Problem details » Go through the records below line by line, counting those that contain the word "color"; answer with the count only.

• • • •

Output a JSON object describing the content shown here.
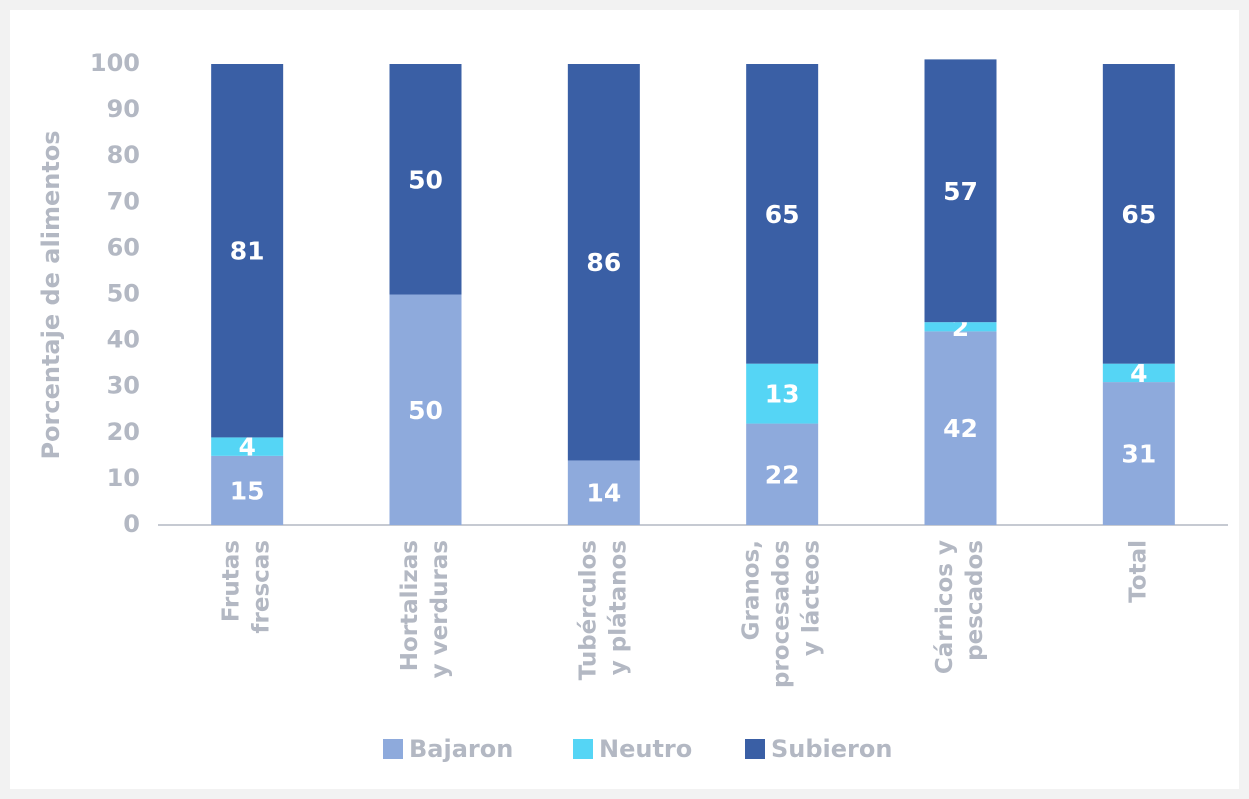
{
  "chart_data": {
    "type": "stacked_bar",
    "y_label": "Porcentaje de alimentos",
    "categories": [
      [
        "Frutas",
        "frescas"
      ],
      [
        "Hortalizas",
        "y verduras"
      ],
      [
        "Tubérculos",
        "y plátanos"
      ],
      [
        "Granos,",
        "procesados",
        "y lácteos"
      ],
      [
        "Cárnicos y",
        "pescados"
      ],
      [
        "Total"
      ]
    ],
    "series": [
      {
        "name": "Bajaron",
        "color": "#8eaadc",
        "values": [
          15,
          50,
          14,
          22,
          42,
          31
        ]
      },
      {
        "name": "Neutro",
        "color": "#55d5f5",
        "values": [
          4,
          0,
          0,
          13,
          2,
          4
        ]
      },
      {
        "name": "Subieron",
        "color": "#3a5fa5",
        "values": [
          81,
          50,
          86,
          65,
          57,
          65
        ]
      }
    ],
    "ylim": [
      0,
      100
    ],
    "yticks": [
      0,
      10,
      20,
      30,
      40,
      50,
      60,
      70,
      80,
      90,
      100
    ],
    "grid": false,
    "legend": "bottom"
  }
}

• • • •

Completed task » 3